** Set exercise **
Lines containing the word "travail" are to be located and copied.

============

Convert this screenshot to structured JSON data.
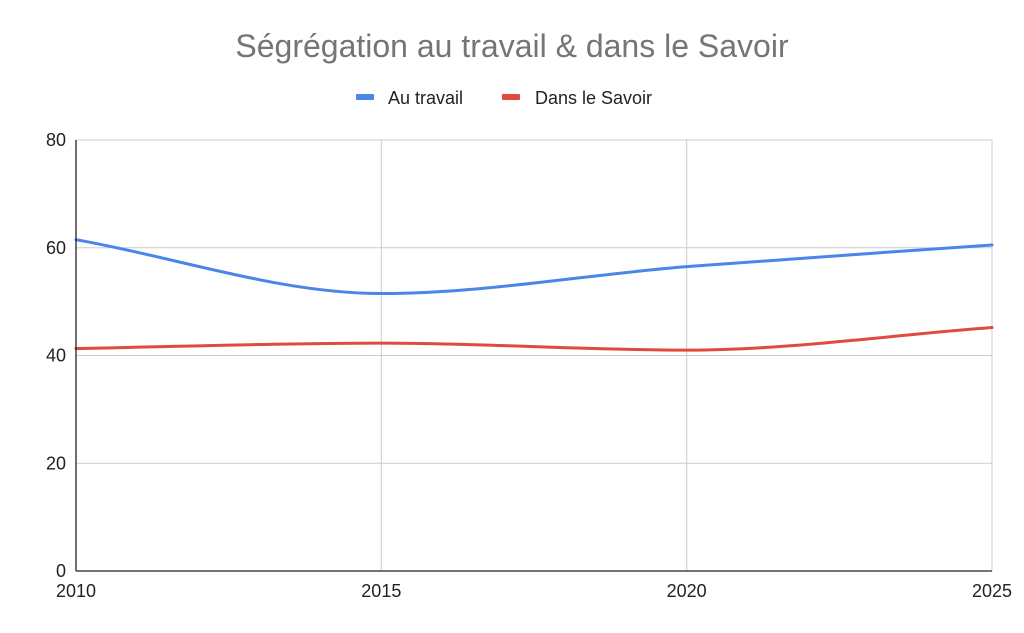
{
  "chart_data": {
    "type": "line",
    "title": "Ségrégation au travail & dans le Savoir",
    "x": [
      2010,
      2015,
      2020,
      2025
    ],
    "x_ticks": [
      "2010",
      "2015",
      "2020",
      "2025"
    ],
    "y_ticks": [
      "0",
      "20",
      "40",
      "60",
      "80"
    ],
    "xlim": [
      2010,
      2025
    ],
    "ylim": [
      0,
      80
    ],
    "grid": true,
    "smooth": true,
    "legend_position": "top",
    "series": [
      {
        "name": "Au travail",
        "color": "#4a86e8",
        "values": [
          61.5,
          51.5,
          56.5,
          60.5
        ]
      },
      {
        "name": "Dans le Savoir",
        "color": "#e04a3f",
        "values": [
          41.3,
          42.3,
          41.0,
          45.2
        ]
      }
    ]
  }
}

============

** Output of the exercise **
    "title": "Ségrégation au travail & dans le Savoir",
        "name": "Au travail",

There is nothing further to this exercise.